→ **What the task requires**: Check each line of the material below for the string "rest", then report how many lines have it, and nothing else.
-- begin Supplied material --
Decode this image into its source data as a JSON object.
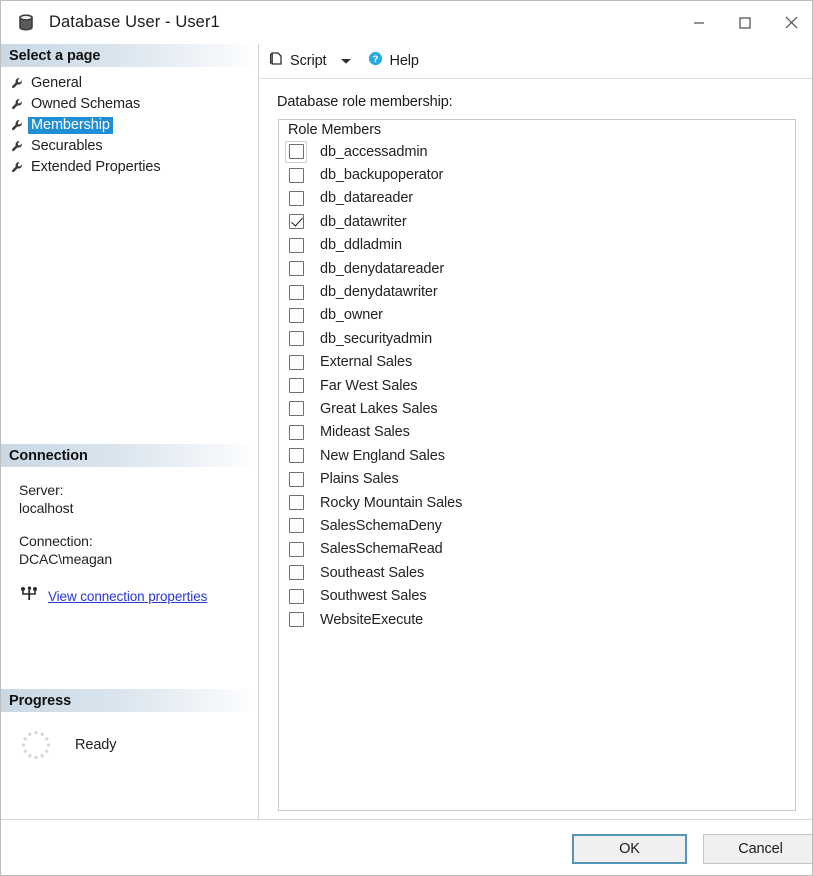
{
  "window": {
    "title": "Database User - User1",
    "icon": "database-icon",
    "controls": {
      "minimize": "minimize-icon",
      "maximize": "maximize-icon",
      "close": "close-icon"
    }
  },
  "sidebar": {
    "select_page_header": "Select a page",
    "pages": [
      {
        "label": "General",
        "selected": false
      },
      {
        "label": "Owned Schemas",
        "selected": false
      },
      {
        "label": "Membership",
        "selected": true
      },
      {
        "label": "Securables",
        "selected": false
      },
      {
        "label": "Extended Properties",
        "selected": false
      }
    ],
    "connection": {
      "header": "Connection",
      "server_label": "Server:",
      "server_value": "localhost",
      "connection_label": "Connection:",
      "connection_value": "DCAC\\meagan",
      "link": "View connection properties",
      "link_icon": "connection-icon"
    },
    "progress": {
      "header": "Progress",
      "status": "Ready",
      "spinner_icon": "progress-spinner-icon"
    }
  },
  "toolbar": {
    "script_label": "Script",
    "script_icon": "script-icon",
    "script_caret_icon": "chevron-down-icon",
    "help_label": "Help",
    "help_icon": "help-icon"
  },
  "main": {
    "field_label": "Database role membership:",
    "list_header": "Role Members",
    "roles": [
      {
        "name": "db_accessadmin",
        "checked": false,
        "focused": true
      },
      {
        "name": "db_backupoperator",
        "checked": false,
        "focused": false
      },
      {
        "name": "db_datareader",
        "checked": false,
        "focused": false
      },
      {
        "name": "db_datawriter",
        "checked": true,
        "focused": false
      },
      {
        "name": "db_ddladmin",
        "checked": false,
        "focused": false
      },
      {
        "name": "db_denydatareader",
        "checked": false,
        "focused": false
      },
      {
        "name": "db_denydatawriter",
        "checked": false,
        "focused": false
      },
      {
        "name": "db_owner",
        "checked": false,
        "focused": false
      },
      {
        "name": "db_securityadmin",
        "checked": false,
        "focused": false
      },
      {
        "name": "External Sales",
        "checked": false,
        "focused": false
      },
      {
        "name": "Far West Sales",
        "checked": false,
        "focused": false
      },
      {
        "name": "Great Lakes Sales",
        "checked": false,
        "focused": false
      },
      {
        "name": "Mideast Sales",
        "checked": false,
        "focused": false
      },
      {
        "name": "New England Sales",
        "checked": false,
        "focused": false
      },
      {
        "name": "Plains Sales",
        "checked": false,
        "focused": false
      },
      {
        "name": "Rocky Mountain Sales",
        "checked": false,
        "focused": false
      },
      {
        "name": "SalesSchemaDeny",
        "checked": false,
        "focused": false
      },
      {
        "name": "SalesSchemaRead",
        "checked": false,
        "focused": false
      },
      {
        "name": "Southeast Sales",
        "checked": false,
        "focused": false
      },
      {
        "name": "Southwest Sales",
        "checked": false,
        "focused": false
      },
      {
        "name": "WebsiteExecute",
        "checked": false,
        "focused": false
      }
    ]
  },
  "footer": {
    "ok_label": "OK",
    "cancel_label": "Cancel"
  },
  "colors": {
    "accent": "#1e8fd6",
    "link": "#2737d4",
    "header_gradient_start": "#c9d8e4",
    "focus_border": "#5596b8",
    "help_icon": "#29a9df"
  }
}
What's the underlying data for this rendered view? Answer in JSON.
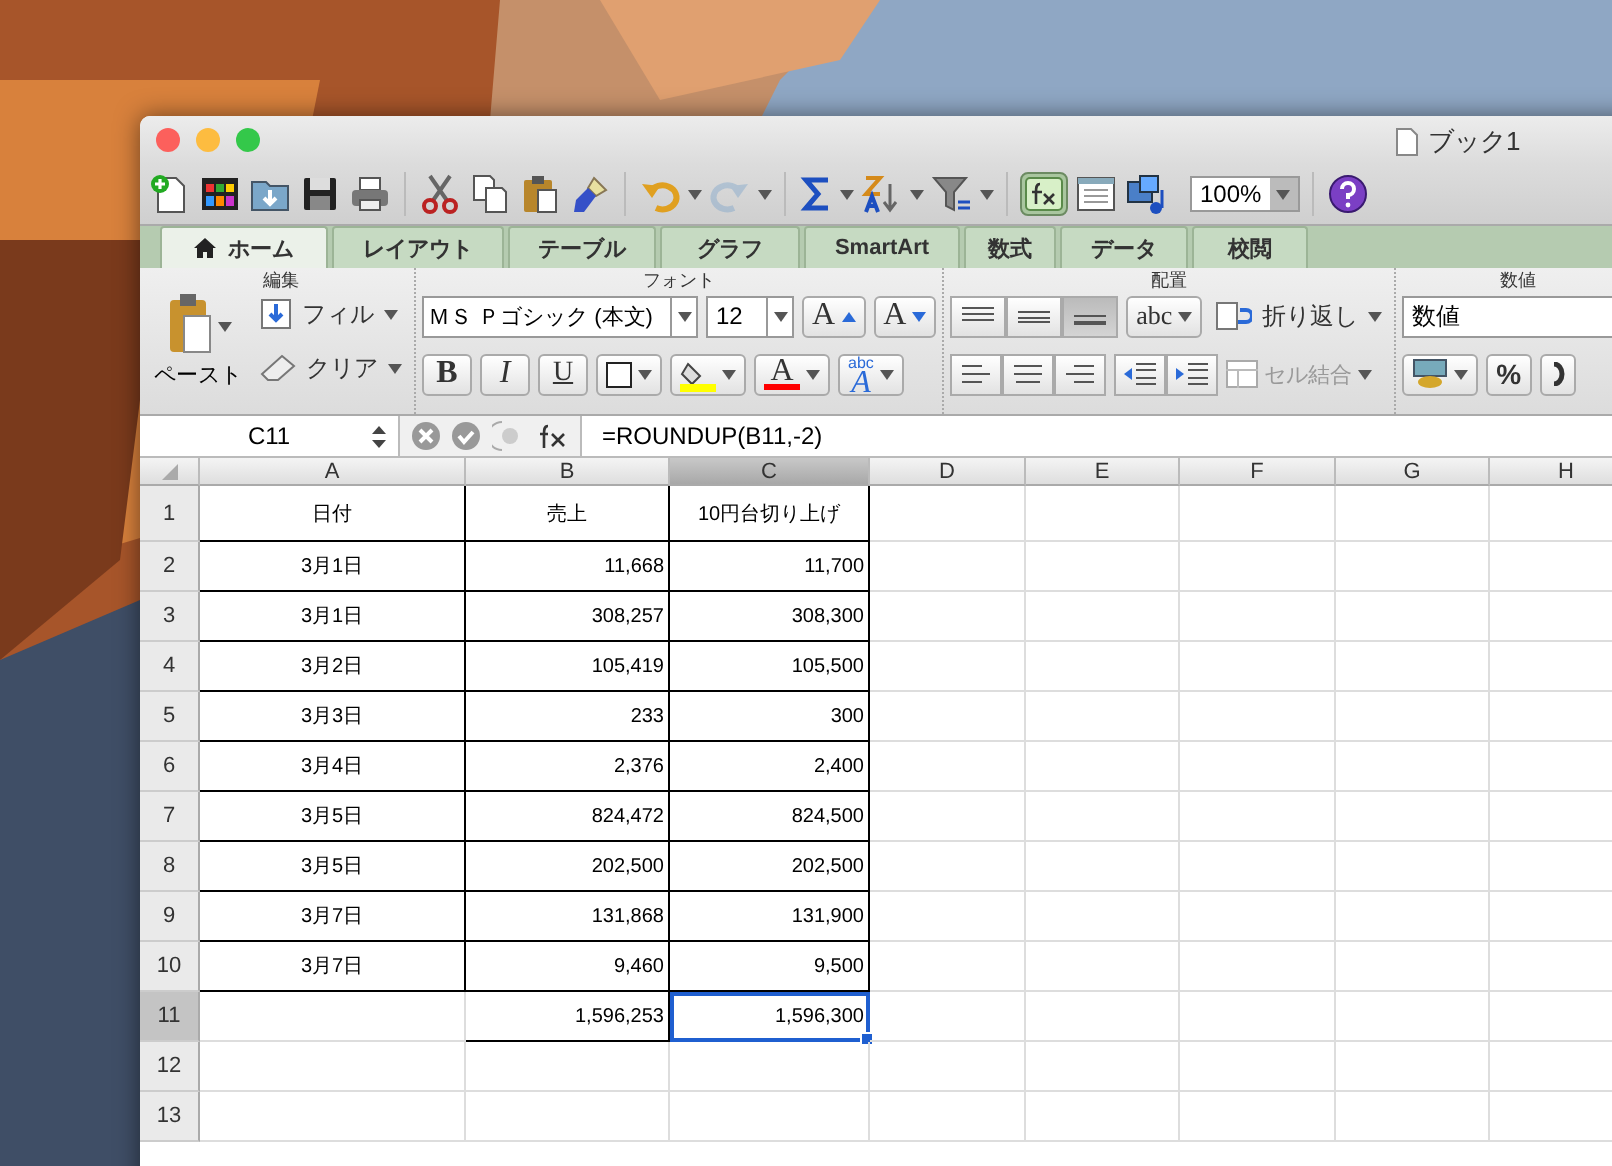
{
  "window": {
    "title": "ブック1"
  },
  "toolbar": {
    "redo_disabled": true,
    "formula_builder_on": true,
    "zoom": "100%"
  },
  "tabs": [
    {
      "label": "ホーム",
      "selected": true
    },
    {
      "label": "レイアウト",
      "selected": false
    },
    {
      "label": "テーブル",
      "selected": false
    },
    {
      "label": "グラフ",
      "selected": false
    },
    {
      "label": "SmartArt",
      "selected": false
    },
    {
      "label": "数式",
      "selected": false
    },
    {
      "label": "データ",
      "selected": false
    },
    {
      "label": "校閲",
      "selected": false
    }
  ],
  "ribbon": {
    "edit": {
      "title": "編集",
      "paste": "ペースト",
      "fill": "フィル",
      "clear": "クリア"
    },
    "font": {
      "title": "フォント",
      "font_name": "ＭＳ Ｐゴシック (本文)",
      "font_size": "12",
      "grow": "A",
      "shrink": "A",
      "bold": "B",
      "italic": "I",
      "underline": "U",
      "font_color_letter": "A",
      "styles_top": "abc",
      "styles_letter": "A"
    },
    "alignment": {
      "title": "配置",
      "vertical_align": [
        {
          "selected": false
        },
        {
          "selected": false
        },
        {
          "selected": true
        }
      ],
      "orientation": "abc",
      "wrap": "折り返し",
      "merge": {
        "label": "セル結合",
        "disabled": true
      }
    },
    "number": {
      "title": "数値",
      "format": "数値",
      "percent": "%"
    }
  },
  "formula_bar": {
    "name_box": "C11",
    "formula": "=ROUNDUP(B11,-2)"
  },
  "sheet": {
    "columns": [
      {
        "label": "A",
        "selected": false
      },
      {
        "label": "B",
        "selected": false
      },
      {
        "label": "C",
        "selected": true
      },
      {
        "label": "D",
        "selected": false
      },
      {
        "label": "E",
        "selected": false
      },
      {
        "label": "F",
        "selected": false
      },
      {
        "label": "G",
        "selected": false
      },
      {
        "label": "H",
        "selected": false
      }
    ],
    "rows": [
      {
        "number": "1",
        "selected": false,
        "cells": [
          {
            "text": "日付",
            "bordered": true,
            "selected": false
          },
          {
            "text": "売上",
            "bordered": true,
            "selected": false
          },
          {
            "text": "10円台切り上げ",
            "bordered": true,
            "selected": false
          }
        ]
      },
      {
        "number": "2",
        "selected": false,
        "cells": [
          {
            "text": "3月1日",
            "bordered": true,
            "selected": false
          },
          {
            "text": "11,668",
            "bordered": true,
            "selected": false
          },
          {
            "text": "11,700",
            "bordered": true,
            "selected": false
          }
        ]
      },
      {
        "number": "3",
        "selected": false,
        "cells": [
          {
            "text": "3月1日",
            "bordered": true,
            "selected": false
          },
          {
            "text": "308,257",
            "bordered": true,
            "selected": false
          },
          {
            "text": "308,300",
            "bordered": true,
            "selected": false
          }
        ]
      },
      {
        "number": "4",
        "selected": false,
        "cells": [
          {
            "text": "3月2日",
            "bordered": true,
            "selected": false
          },
          {
            "text": "105,419",
            "bordered": true,
            "selected": false
          },
          {
            "text": "105,500",
            "bordered": true,
            "selected": false
          }
        ]
      },
      {
        "number": "5",
        "selected": false,
        "cells": [
          {
            "text": "3月3日",
            "bordered": true,
            "selected": false
          },
          {
            "text": "233",
            "bordered": true,
            "selected": false
          },
          {
            "text": "300",
            "bordered": true,
            "selected": false
          }
        ]
      },
      {
        "number": "6",
        "selected": false,
        "cells": [
          {
            "text": "3月4日",
            "bordered": true,
            "selected": false
          },
          {
            "text": "2,376",
            "bordered": true,
            "selected": false
          },
          {
            "text": "2,400",
            "bordered": true,
            "selected": false
          }
        ]
      },
      {
        "number": "7",
        "selected": false,
        "cells": [
          {
            "text": "3月5日",
            "bordered": true,
            "selected": false
          },
          {
            "text": "824,472",
            "bordered": true,
            "selected": false
          },
          {
            "text": "824,500",
            "bordered": true,
            "selected": false
          }
        ]
      },
      {
        "number": "8",
        "selected": false,
        "cells": [
          {
            "text": "3月5日",
            "bordered": true,
            "selected": false
          },
          {
            "text": "202,500",
            "bordered": true,
            "selected": false
          },
          {
            "text": "202,500",
            "bordered": true,
            "selected": false
          }
        ]
      },
      {
        "number": "9",
        "selected": false,
        "cells": [
          {
            "text": "3月7日",
            "bordered": true,
            "selected": false
          },
          {
            "text": "131,868",
            "bordered": true,
            "selected": false
          },
          {
            "text": "131,900",
            "bordered": true,
            "selected": false
          }
        ]
      },
      {
        "number": "10",
        "selected": false,
        "cells": [
          {
            "text": "3月7日",
            "bordered": true,
            "selected": false
          },
          {
            "text": "9,460",
            "bordered": true,
            "selected": false
          },
          {
            "text": "9,500",
            "bordered": true,
            "selected": false
          }
        ]
      },
      {
        "number": "11",
        "selected": true,
        "cells": [
          {
            "bordered": false,
            "selected": false
          },
          {
            "text": "1,596,253",
            "bordered": true,
            "selected": false
          },
          {
            "text": "1,596,300",
            "bordered": true,
            "selected": true
          }
        ]
      },
      {
        "number": "12",
        "selected": false,
        "cells": []
      },
      {
        "number": "13",
        "selected": false,
        "cells": []
      }
    ]
  }
}
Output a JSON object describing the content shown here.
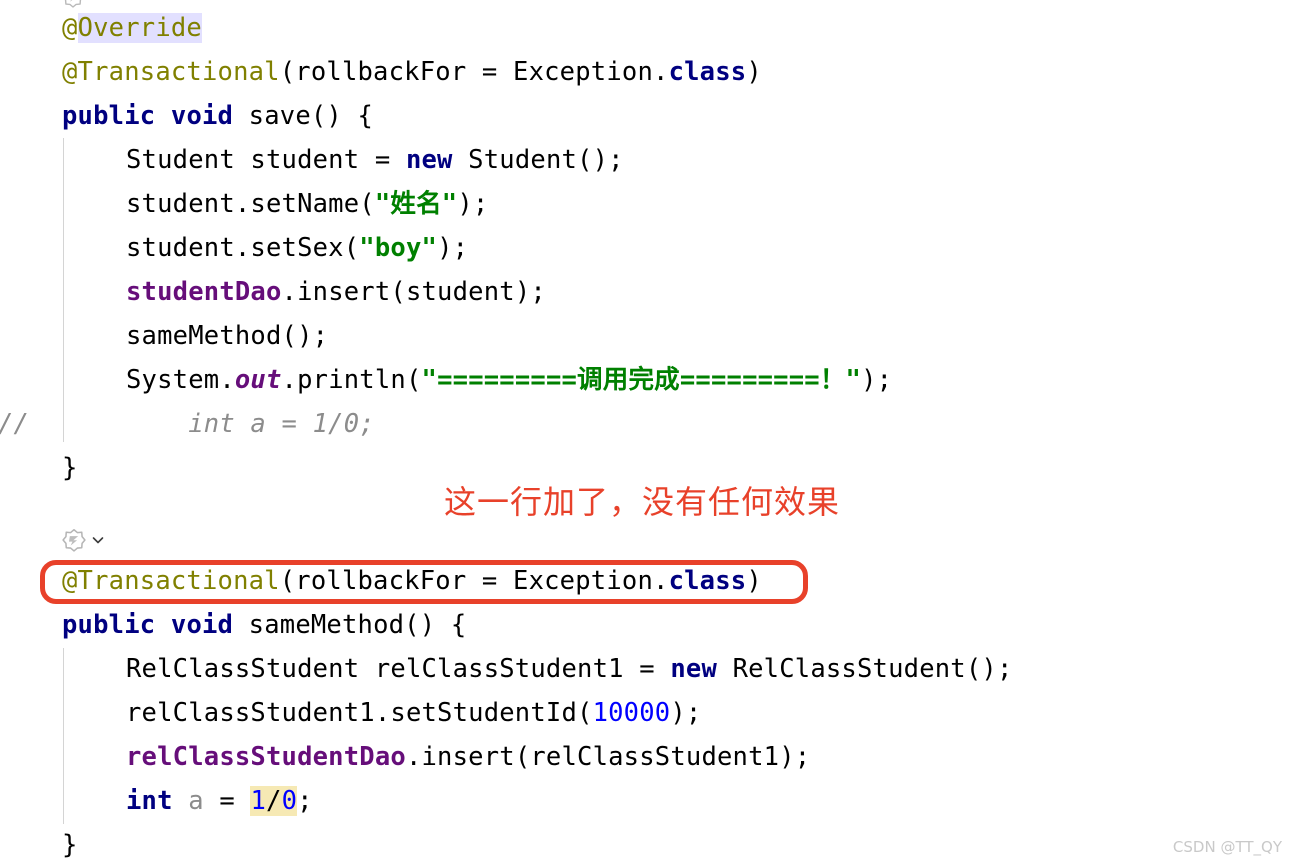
{
  "editor": {
    "language": "Java",
    "background_color": "#ffffff",
    "font_size_px": 25.5,
    "line_height_px": 44,
    "colors": {
      "annotation": "#808000",
      "keyword": "#000080",
      "string": "#008000",
      "number": "#0000ff",
      "field": "#660e7a",
      "comment": "#8c8c8c",
      "plain": "#000000",
      "identifier_highlight": "#e2e0ff",
      "warning_highlight": "#f6e9b4",
      "indent_guide": "#d4d4d4",
      "annotation_red": "#e8412a",
      "watermark": "#c9c9c9"
    }
  },
  "lines": {
    "l1": {
      "annotation_at": "@",
      "annotation_name": "Override"
    },
    "l2": {
      "annotation": "@Transactional",
      "open": "(",
      "attr": "rollbackFor = Exception.",
      "class_kw": "class",
      "close": ")"
    },
    "l3": {
      "kw1": "public",
      "kw2": "void",
      "sig": " save() {"
    },
    "l4": {
      "pre": "Student student = ",
      "kw": "new",
      "post": " Student();"
    },
    "l5": {
      "pre": "student.setName(",
      "str": "\"姓名\"",
      "post": ");"
    },
    "l6": {
      "pre": "student.setSex(",
      "str": "\"boy\"",
      "post": ");"
    },
    "l7": {
      "field": "studentDao",
      "rest": ".insert(student);"
    },
    "l8": {
      "text": "sameMethod();"
    },
    "l9": {
      "pre": "System.",
      "static_field": "out",
      "mid": ".println(",
      "str": "\"=========调用完成=========！\"",
      "post": ");"
    },
    "l10": {
      "marker": "//",
      "comment": "    int a = 1/0;"
    },
    "l11": {
      "text": "}"
    },
    "l12": {
      "annotation": "@Transactional",
      "open": "(",
      "attr": "rollbackFor = Exception.",
      "class_kw": "class",
      "close": ")"
    },
    "l13": {
      "kw1": "public",
      "kw2": "void",
      "sig": " sameMethod() {"
    },
    "l14": {
      "pre": "RelClassStudent relClassStudent1 = ",
      "kw": "new",
      "post": " RelClassStudent();"
    },
    "l15": {
      "pre": "relClassStudent1.setStudentId(",
      "num": "10000",
      "post": ");"
    },
    "l16": {
      "field": "relClassStudentDao",
      "rest": ".insert(relClassStudent1);"
    },
    "l17": {
      "kw": "int",
      "param": " a ",
      "eq": "= ",
      "num1": "1",
      "slash": "/",
      "num0": "0",
      "semi": ";"
    },
    "l18": {
      "text": "}"
    }
  },
  "gutter": {
    "spring_icon_label": "spring-bean-gutter-icon",
    "chevron_label": "chevron-down-icon"
  },
  "annotations": {
    "note_text": "这一行加了，没有任何效果",
    "box_target": "@Transactional(rollbackFor = Exception.class)"
  },
  "watermark": {
    "text": "CSDN @TT_QY"
  }
}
-- end Supplied material --
→ **Result for this exercise**: 2